__Problem details__. Would you transcribe the listing that follows, character for character, and omit its images?

__Data for this exercise__.
>>
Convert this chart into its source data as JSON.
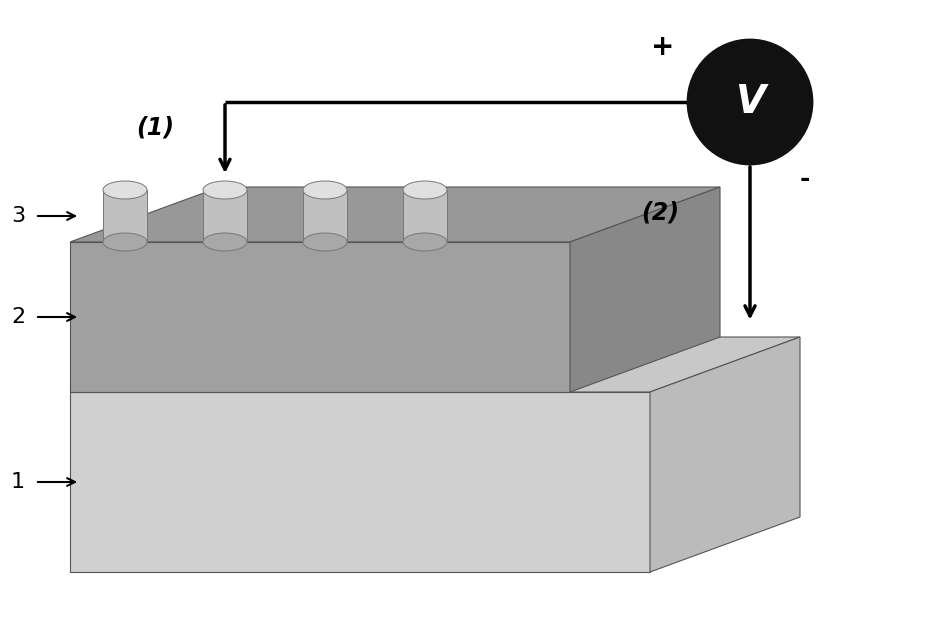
{
  "bg_color": "#ffffff",
  "layer1_front_color": "#d0d0d0",
  "layer1_top_color": "#c8c8c8",
  "layer1_side_color": "#bbbbbb",
  "layer2_front_color": "#a0a0a0",
  "layer2_top_color": "#989898",
  "layer2_side_color": "#888888",
  "cyl_body_color": "#c0c0c0",
  "cyl_top_color": "#e0e0e0",
  "cyl_side_color": "#a8a8a8",
  "voltmeter_color": "#111111",
  "voltmeter_text_color": "#ffffff",
  "wire_color": "#000000",
  "label_color": "#000000",
  "label1_text": "(1)",
  "label2_text": "(2)",
  "plus_text": "+",
  "minus_text": "-",
  "layer1_label": "1",
  "layer2_label": "2",
  "cylinders_label": "3",
  "edge_color": "#555555"
}
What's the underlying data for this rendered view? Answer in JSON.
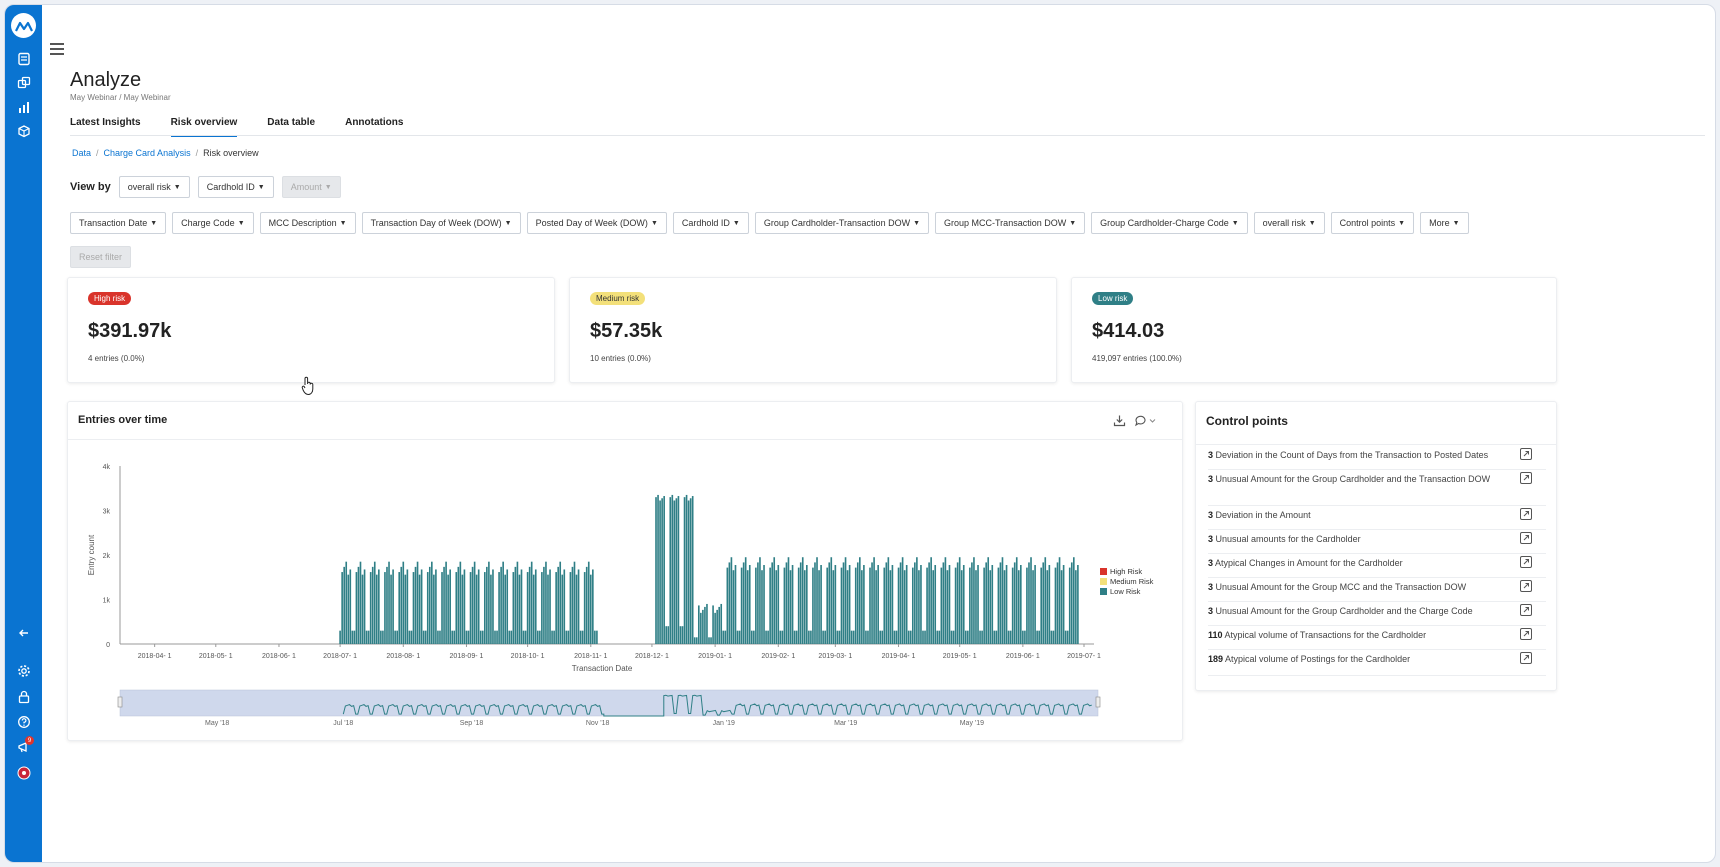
{
  "page": {
    "title": "Analyze",
    "subtitle": "May Webinar / May Webinar",
    "tabs": [
      {
        "label": "Latest Insights",
        "active": false
      },
      {
        "label": "Risk overview",
        "active": true
      },
      {
        "label": "Data table",
        "active": false
      },
      {
        "label": "Annotations",
        "active": false
      }
    ]
  },
  "breadcrumb": {
    "items": [
      "Data",
      "Charge Card Analysis",
      "Risk overview"
    ],
    "separator": "/"
  },
  "view_by": {
    "label": "View by",
    "options": [
      {
        "label": "overall risk",
        "disabled": false
      },
      {
        "label": "Cardhold ID",
        "disabled": false
      },
      {
        "label": "Amount",
        "disabled": true
      }
    ]
  },
  "filters": {
    "items": [
      "Transaction Date",
      "Charge Code",
      "MCC Description",
      "Transaction Day of Week (DOW)",
      "Posted Day of Week (DOW)",
      "Cardhold ID",
      "Group Cardholder-Transaction DOW",
      "Group MCC-Transaction DOW",
      "Group Cardholder-Charge Code",
      "overall risk",
      "Control points",
      "More"
    ],
    "reset_label": "Reset filter"
  },
  "risk_cards": [
    {
      "badge": "High risk",
      "value": "$391.97k",
      "entries": "4 entries (0.0%)",
      "color": "#d9342b",
      "text_color": "#ffffff"
    },
    {
      "badge": "Medium risk",
      "value": "$57.35k",
      "entries": "10 entries (0.0%)",
      "color": "#f3e07a",
      "text_color": "#333333"
    },
    {
      "badge": "Low risk",
      "value": "$414.03",
      "entries": "419,097 entries (100.0%)",
      "color": "#2f7f86",
      "text_color": "#ffffff"
    }
  ],
  "entries_panel": {
    "title": "Entries over time",
    "icons": [
      "download-icon",
      "comment-icon",
      "chevron-down-icon"
    ]
  },
  "chart_data": {
    "type": "bar",
    "title": "",
    "xlabel": "Transaction Date",
    "ylabel": "Entry count",
    "ylim": [
      0,
      4000
    ],
    "y_ticks": [
      "0",
      "1k",
      "2k",
      "3k",
      "4k"
    ],
    "x_ticks": [
      "2018-04- 1",
      "2018-05- 1",
      "2018-06- 1",
      "2018-07- 1",
      "2018-08- 1",
      "2018-09- 1",
      "2018-10- 1",
      "2018-11- 1",
      "2018-12- 1",
      "2019-01- 1",
      "2019-02- 1",
      "2019-03- 1",
      "2019-04- 1",
      "2019-05- 1",
      "2019-06- 1",
      "2019-07- 1"
    ],
    "legend": [
      "High Risk",
      "Medium Risk",
      "Low Risk"
    ],
    "legend_colors": [
      "#d9342b",
      "#f3e07a",
      "#2f7f86"
    ],
    "legend_position": "right",
    "navigator_labels": [
      "May '18",
      "Jul '18",
      "Sep '18",
      "Nov '18",
      "Jan '19",
      "Mar '19",
      "May '19"
    ],
    "x_start": "2018-03-15",
    "x_end": "2019-07-01",
    "segments": [
      {
        "start": "2018-07-01",
        "end": "2018-11-04",
        "weekday_level": 1500,
        "weekend_level": 300,
        "peak": 1850
      },
      {
        "start": "2018-12-03",
        "end": "2018-12-21",
        "weekday_level": 3200,
        "weekend_level": 400,
        "peak": 3350
      },
      {
        "start": "2018-12-22",
        "end": "2019-01-04",
        "weekday_level": 700,
        "weekend_level": 150,
        "peak": 900
      },
      {
        "start": "2019-01-05",
        "end": "2019-06-28",
        "weekday_level": 1600,
        "weekend_level": 300,
        "peak": 1950
      }
    ],
    "series": [
      {
        "name": "Low Risk",
        "values": []
      }
    ]
  },
  "control_points": {
    "title": "Control points",
    "items": [
      {
        "count": "3",
        "text": "Deviation in the Count of Days from the Transaction to Posted Dates"
      },
      {
        "count": "3",
        "text": "Unusual Amount for the Group Cardholder and the Transaction DOW"
      },
      {
        "count": "3",
        "text": "Deviation in the Amount"
      },
      {
        "count": "3",
        "text": "Unusual amounts for the Cardholder"
      },
      {
        "count": "3",
        "text": "Atypical Changes in Amount for the Cardholder"
      },
      {
        "count": "3",
        "text": "Unusual Amount for the Group MCC and the Transaction DOW"
      },
      {
        "count": "3",
        "text": "Unusual Amount for the Group Cardholder and the Charge Code"
      },
      {
        "count": "110",
        "text": "Atypical volume of Transactions for the Cardholder"
      },
      {
        "count": "189",
        "text": "Atypical volume of Postings for the Cardholder"
      }
    ]
  },
  "sidebar": {
    "top_icons": [
      "document-icon",
      "layers-icon",
      "bar-chart-icon",
      "cube-icon"
    ],
    "bottom_icons": [
      "collapse-arrow-icon",
      "gear-icon",
      "lock-icon",
      "help-icon",
      "announcement-icon",
      "user-avatar-icon"
    ],
    "notification_badge": "9"
  }
}
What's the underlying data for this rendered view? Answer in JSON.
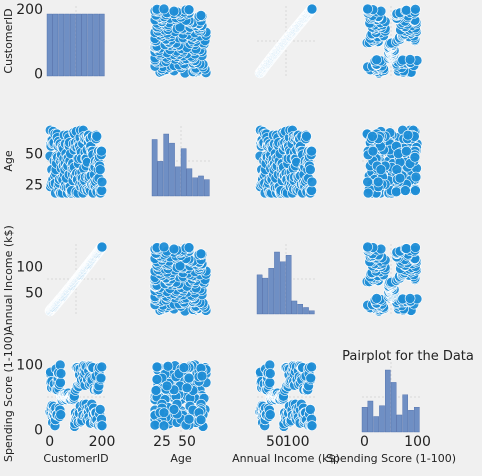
{
  "chart_data": {
    "type": "scatter",
    "kind": "pairplot",
    "title": "Pairplot for the Data",
    "variables": [
      "CustomerID",
      "Age",
      "Annual Income (k$)",
      "Spending Score (1-100)"
    ],
    "ranges": {
      "CustomerID": [
        1,
        200
      ],
      "Age": [
        18,
        70
      ],
      "Annual Income (k$)": [
        15,
        137
      ],
      "Spending Score (1-100)": [
        1,
        99
      ]
    },
    "ticks": {
      "CustomerID": [
        0,
        200
      ],
      "Age": [
        25,
        50
      ],
      "Annual Income (k$)": [
        50,
        100
      ],
      "Spending Score (1-100)": [
        0,
        100
      ]
    },
    "histograms": {
      "CustomerID": [
        20,
        20,
        20,
        20,
        20,
        20,
        20,
        20,
        20,
        20
      ],
      "Age": [
        31,
        19,
        34,
        29,
        16,
        26,
        15,
        10,
        11,
        9
      ],
      "Annual Income (k$)": [
        24,
        22,
        28,
        38,
        32,
        36,
        8,
        6,
        4,
        2
      ],
      "Spending Score (1-100)": [
        16,
        20,
        10,
        17,
        40,
        32,
        11,
        24,
        14,
        16
      ]
    },
    "grid": true,
    "marker_color": "#1f8dd6",
    "bar_color": "#6f8fc4"
  }
}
<<
__Answer to the task__.
Convert this chart into its source data as JSON.
{
  "bg_color": "#ffffff",
  "layer1_front_color": "#d0d0d0",
  "layer1_top_color": "#c8c8c8",
  "layer1_side_color": "#bbbbbb",
  "layer2_front_color": "#a0a0a0",
  "layer2_top_color": "#989898",
  "layer2_side_color": "#888888",
  "cyl_body_color": "#c0c0c0",
  "cyl_top_color": "#e0e0e0",
  "cyl_side_color": "#a8a8a8",
  "voltmeter_color": "#111111",
  "voltmeter_text_color": "#ffffff",
  "wire_color": "#000000",
  "label_color": "#000000",
  "label1_text": "(1)",
  "label2_text": "(2)",
  "plus_text": "+",
  "minus_text": "-",
  "layer1_label": "1",
  "layer2_label": "2",
  "cylinders_label": "3",
  "edge_color": "#555555"
}
What's the underlying data for this rendered view? Answer in JSON.
{
  "page": {
    "title": "Analyze",
    "subtitle": "May Webinar / May Webinar",
    "tabs": [
      {
        "label": "Latest Insights",
        "active": false
      },
      {
        "label": "Risk overview",
        "active": true
      },
      {
        "label": "Data table",
        "active": false
      },
      {
        "label": "Annotations",
        "active": false
      }
    ]
  },
  "breadcrumb": {
    "items": [
      "Data",
      "Charge Card Analysis",
      "Risk overview"
    ],
    "separator": "/"
  },
  "view_by": {
    "label": "View by",
    "options": [
      {
        "label": "overall risk",
        "disabled": false
      },
      {
        "label": "Cardhold ID",
        "disabled": false
      },
      {
        "label": "Amount",
        "disabled": true
      }
    ]
  },
  "filters": {
    "items": [
      "Transaction Date",
      "Charge Code",
      "MCC Description",
      "Transaction Day of Week (DOW)",
      "Posted Day of Week (DOW)",
      "Cardhold ID",
      "Group Cardholder-Transaction DOW",
      "Group MCC-Transaction DOW",
      "Group Cardholder-Charge Code",
      "overall risk",
      "Control points",
      "More"
    ],
    "reset_label": "Reset filter"
  },
  "risk_cards": [
    {
      "badge": "High risk",
      "value": "$391.97k",
      "entries": "4 entries (0.0%)",
      "color": "#d9342b",
      "text_color": "#ffffff"
    },
    {
      "badge": "Medium risk",
      "value": "$57.35k",
      "entries": "10 entries (0.0%)",
      "color": "#f3e07a",
      "text_color": "#333333"
    },
    {
      "badge": "Low risk",
      "value": "$414.03",
      "entries": "419,097 entries (100.0%)",
      "color": "#2f7f86",
      "text_color": "#ffffff"
    }
  ],
  "entries_panel": {
    "title": "Entries over time",
    "icons": [
      "download-icon",
      "comment-icon",
      "chevron-down-icon"
    ]
  },
  "chart_data": {
    "type": "bar",
    "title": "",
    "xlabel": "Transaction Date",
    "ylabel": "Entry count",
    "ylim": [
      0,
      4000
    ],
    "y_ticks": [
      "0",
      "1k",
      "2k",
      "3k",
      "4k"
    ],
    "x_ticks": [
      "2018-04- 1",
      "2018-05- 1",
      "2018-06- 1",
      "2018-07- 1",
      "2018-08- 1",
      "2018-09- 1",
      "2018-10- 1",
      "2018-11- 1",
      "2018-12- 1",
      "2019-01- 1",
      "2019-02- 1",
      "2019-03- 1",
      "2019-04- 1",
      "2019-05- 1",
      "2019-06- 1",
      "2019-07- 1"
    ],
    "legend": [
      "High Risk",
      "Medium Risk",
      "Low Risk"
    ],
    "legend_colors": [
      "#d9342b",
      "#f3e07a",
      "#2f7f86"
    ],
    "legend_position": "right",
    "navigator_labels": [
      "May '18",
      "Jul '18",
      "Sep '18",
      "Nov '18",
      "Jan '19",
      "Mar '19",
      "May '19"
    ],
    "x_start": "2018-03-15",
    "x_end": "2019-07-01",
    "segments": [
      {
        "start": "2018-07-01",
        "end": "2018-11-04",
        "weekday_level": 1500,
        "weekend_level": 300,
        "peak": 1850
      },
      {
        "start": "2018-12-03",
        "end": "2018-12-21",
        "weekday_level": 3200,
        "weekend_level": 400,
        "peak": 3350
      },
      {
        "start": "2018-12-22",
        "end": "2019-01-04",
        "weekday_level": 700,
        "weekend_level": 150,
        "peak": 900
      },
      {
        "start": "2019-01-05",
        "end": "2019-06-28",
        "weekday_level": 1600,
        "weekend_level": 300,
        "peak": 1950
      }
    ],
    "series": [
      {
        "name": "Low Risk",
        "values": []
      }
    ]
  },
  "control_points": {
    "title": "Control points",
    "items": [
      {
        "count": "3",
        "text": "Deviation in the Count of Days from the Transaction to Posted Dates"
      },
      {
        "count": "3",
        "text": "Unusual Amount for the Group Cardholder and the Transaction DOW"
      },
      {
        "count": "3",
        "text": "Deviation in the Amount"
      },
      {
        "count": "3",
        "text": "Unusual amounts for the Cardholder"
      },
      {
        "count": "3",
        "text": "Atypical Changes in Amount for the Cardholder"
      },
      {
        "count": "3",
        "text": "Unusual Amount for the Group MCC and the Transaction DOW"
      },
      {
        "count": "3",
        "text": "Unusual Amount for the Group Cardholder and the Charge Code"
      },
      {
        "count": "110",
        "text": "Atypical volume of Transactions for the Cardholder"
      },
      {
        "count": "189",
        "text": "Atypical volume of Postings for the Cardholder"
      }
    ]
  },
  "sidebar": {
    "top_icons": [
      "document-icon",
      "layers-icon",
      "bar-chart-icon",
      "cube-icon"
    ],
    "bottom_icons": [
      "collapse-arrow-icon",
      "gear-icon",
      "lock-icon",
      "help-icon",
      "announcement-icon",
      "user-avatar-icon"
    ],
    "notification_badge": "9"
  }
}
What's the underlying data for this rendered view? Answer in JSON.
{
  "chart_data": {
    "type": "scatter",
    "kind": "pairplot",
    "title": "Pairplot for the Data",
    "variables": [
      "CustomerID",
      "Age",
      "Annual Income (k$)",
      "Spending Score (1-100)"
    ],
    "ranges": {
      "CustomerID": [
        1,
        200
      ],
      "Age": [
        18,
        70
      ],
      "Annual Income (k$)": [
        15,
        137
      ],
      "Spending Score (1-100)": [
        1,
        99
      ]
    },
    "ticks": {
      "CustomerID": [
        0,
        200
      ],
      "Age": [
        25,
        50
      ],
      "Annual Income (k$)": [
        50,
        100
      ],
      "Spending Score (1-100)": [
        0,
        100
      ]
    },
    "histograms": {
      "CustomerID": [
        20,
        20,
        20,
        20,
        20,
        20,
        20,
        20,
        20,
        20
      ],
      "Age": [
        31,
        19,
        34,
        29,
        16,
        26,
        15,
        10,
        11,
        9
      ],
      "Annual Income (k$)": [
        24,
        22,
        28,
        38,
        32,
        36,
        8,
        6,
        4,
        2
      ],
      "Spending Score (1-100)": [
        16,
        20,
        10,
        17,
        40,
        32,
        11,
        24,
        14,
        16
      ]
    },
    "grid": true,
    "marker_color": "#1f8dd6",
    "bar_color": "#6f8fc4"
  }
}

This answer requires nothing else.